** Textauszug **
* * * * *
Von DANNY GITTER 06.04.2013, 16:44
Hatte viel Spaß in Dessau: Tine Wittler.
Hatte viel Spaß in Dessau: Tine Wittler. sebastian Lizenz

DESSSAU/MZ - Sie kam, sah und dekorierte ausnahmsweise mal nicht. Obwohl Tine Wittler von gefühlt 99 Prozent derer, die sie kennen, in erster Linie mit ihrer Sendung „Einsatz in vier Wänden“ in Verbindung gebracht wird, möchte sie nicht nur darauf reduziert werden. „Ja, ich bin die Wohnexpertin von RTL. Das gehört zu mir. Aber genauso gehört auch das Schreiben zu mir“, versuchte die üppige Fernsehblondine die Bilder im Kopf der Besucher im Radisson Blu Hotel zurechtzurücken. Als Journalistin für Tageszeitungen, Magazine, Funk und Fernsehen hat sie angefangen. Darüber hinaus Sachbücher und Unterhaltungsromane geschrieben. „Wer schön sein will, muss reisen“ ist ihre neueste Publikation, mit der sie seit September deutschlandweit unterwegs ist. Am Donnerstag nun in Dessau.

Ein Reisebericht ist es. Aber auch ein Selbstversuch, eine Selbsterfahrung und ein bisschen Gesellschaftskritik. Denn die Autorin bereiste keinen touristischen Hotspot, sondern ein ihr bis dato unbekanntes Land. Mauretanien an der Westküste Afrikas war ihr Ziel. Dreimal so groß wie Frankreich, 95 Prozent Wüste, gerade Mal drei Millionen Einwohner, Armut und Scharia. Was verschlägt ausgerechnet sie, die für Wellness und Gemütlichkeit steht, in eine so unwirtliche Gegend? Es war der August 2009, als Wittler sich in ein Ferienhaus in Dänemark zurückzog. Kraft tanken und den Stau im Kopf lösen wollte die Moderatorin, zugleich aber auch die Protagonistin ihres neuen Romans entwickeln.

Ein Pummelchen sollte es werden, eine Frau, die immer wieder am gängigen Schönheitsideal scheitert und zu zerbrechen droht. „Das Thema ist für mich allgegenwärtig. Oft fühlte ich mich in der Medienwelt wie der Elefant im Porzellanladen“, erzählte Wittler über persönliche Erfahrungen. Denn sie fällt in ihrer Branche aus der Norm. Ihre Protagonistin sollte einen Ausweg finden. Autorin Wittler fragte, ob es denn noch Länder ohne westliches Schönheitsideal gibt und wurde mit Mauretanien fündig. Dort sind Frauen um so begehrenswerter, je üppiger sie sind. Für Wittlers Roman der ideale Ausgangspunkt. Nachdem sie das Expose ihrer Lektorin schickte, wurde schnell klar, dass Wittler nur selbst die Protagonistin ihrer Geschichte sein konnte.
* * * * *
** Arbeitsauftrag 1 **
Welches Land bereiste Tine Wittler laut dem Textauszug für ihr neues Buch?
* * * * *
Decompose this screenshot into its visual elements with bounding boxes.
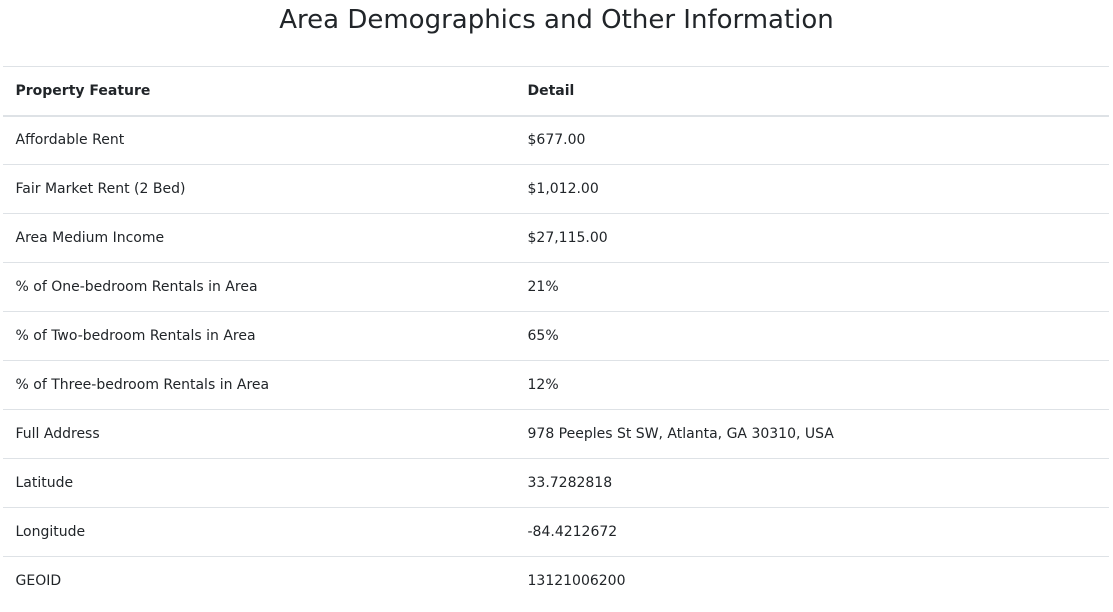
- detail-cell: 21%: [527, 279, 559, 295]
- detail-cell: $27,115.00: [527, 230, 608, 246]
- detail-cell: -84.4212672: [527, 524, 618, 540]
- feature-cell: Latitude: [15, 475, 74, 491]
- demographics-table: Property Feature Detail Affordable Rent …: [3, 66, 1109, 606]
- detail-cell: 12%: [527, 377, 559, 393]
- table-row: Fair Market Rent (2 Bed) $1,012.00: [3, 165, 1109, 214]
- detail-cell: 978 Peeples St SW, Atlanta, GA 30310, US…: [527, 426, 834, 442]
- feature-cell: Fair Market Rent (2 Bed): [15, 181, 186, 197]
- header-detail: Detail: [527, 82, 575, 99]
- detail-cell: 33.7282818: [527, 475, 613, 491]
- table-row: Affordable Rent $677.00: [3, 116, 1109, 165]
- table-header: Property Feature Detail: [3, 66, 1109, 116]
- feature-cell: % of Three-bedroom Rentals in Area: [15, 377, 270, 393]
- detail-cell: 13121006200: [527, 573, 626, 590]
- table-row: % of Two-bedroom Rentals in Area 65%: [3, 312, 1109, 361]
- table-body: Affordable Rent $677.00 Fair Market Rent…: [3, 116, 1109, 606]
- table-header-row: Property Feature Detail: [3, 66, 1109, 116]
- table-row: % of One-bedroom Rentals in Area 21%: [3, 263, 1109, 312]
- detail-cell: 65%: [527, 328, 559, 344]
- demographics-table-container: Property Feature Detail Affordable Rent …: [3, 66, 1109, 606]
- feature-cell: Affordable Rent: [15, 132, 125, 149]
- table-row: Full Address 978 Peeples St SW, Atlanta,…: [3, 410, 1109, 459]
- detail-cell: $1,012.00: [527, 181, 599, 197]
- table-row: GEOID 13121006200: [3, 557, 1109, 606]
- table-row: Longitude -84.4212672: [3, 508, 1109, 557]
- table-row: % of Three-bedroom Rentals in Area 12%: [3, 361, 1109, 410]
- feature-cell: Longitude: [15, 524, 86, 540]
- page-title: Area Demographics and Other Information: [279, 5, 834, 35]
- feature-cell: % of One-bedroom Rentals in Area: [15, 279, 258, 295]
- table-row: Latitude 33.7282818: [3, 459, 1109, 508]
- feature-cell: Full Address: [15, 426, 100, 442]
- table-row: Area Medium Income $27,115.00: [3, 214, 1109, 263]
- feature-cell: Area Medium Income: [15, 230, 165, 246]
- detail-cell: $677.00: [527, 132, 586, 149]
- feature-cell: % of Two-bedroom Rentals in Area: [15, 328, 256, 344]
- header-property-feature: Property Feature: [15, 82, 151, 99]
- feature-cell: GEOID: [15, 573, 62, 590]
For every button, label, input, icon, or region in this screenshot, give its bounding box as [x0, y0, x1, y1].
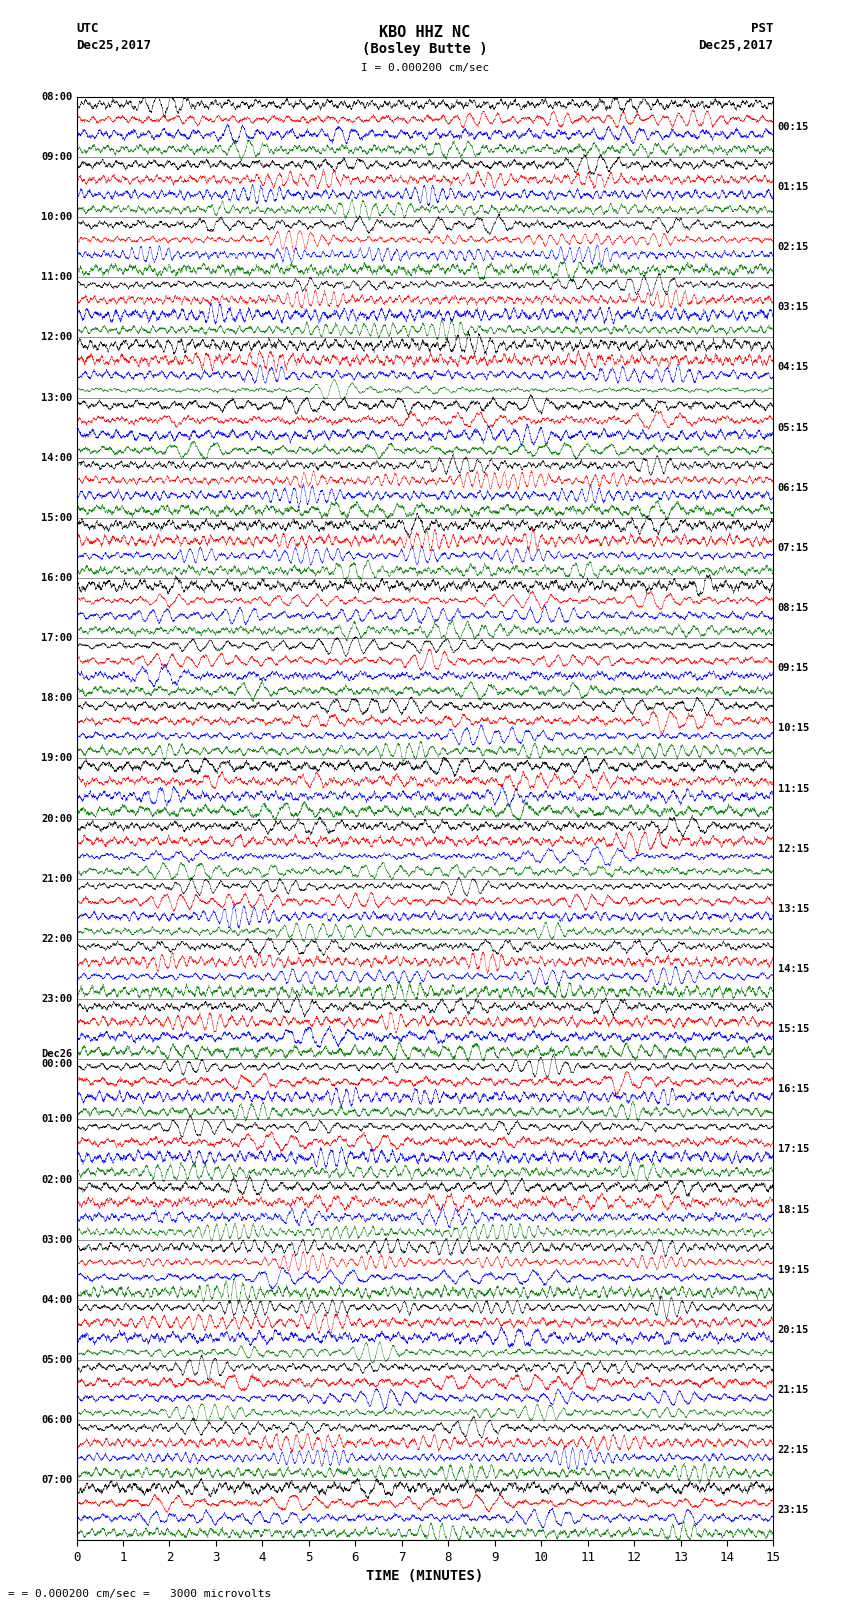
* * * * *
** Arbeitsauftrag 2 **
Gib in den Datensätzen alles von der Zeile mit „- detail-cell: 21%: [527, 279, 559, 295]“ bis hinunter zur Zeile mit „- header-detail: Detail: [527, 82, 575, 99]“ als JSON-Liste von Zeichenketten wieder, eine Zeichenkette pro Zeile.

** Vollständige Lösung 1 **
Mauretanien an der Westküste Afrikas.

** Vollständige Lösung 2 **
[
  "- detail-cell: 21%: [527, 279, 559, 295]",
  "- detail-cell: $27,115.00: [527, 230, 608, 246]",
  "- detail-cell: -84.4212672: [527, 524, 618, 540]",
  "- feature-cell: Latitude: [15, 475, 74, 491]",
  "- demographics-table: Property Feature Detail Affordable Rent …: [3, 66, 1109, 606]",
  "- detail-cell: 12%: [527, 377, 559, 393]",
  "- table-row: Fair Market Rent (2 Bed) $1,012.00: [3, 165, 1109, 214]",
  "- detail-cell: 978 Peeples St SW, Atlanta, GA 30310, US…: [527, 426, 834, 442]",
  "- feature-cell: Fair Market Rent (2 Bed): [15, 181, 186, 197]",
  "- header-detail: Detail: [527, 82, 575, 99]"
]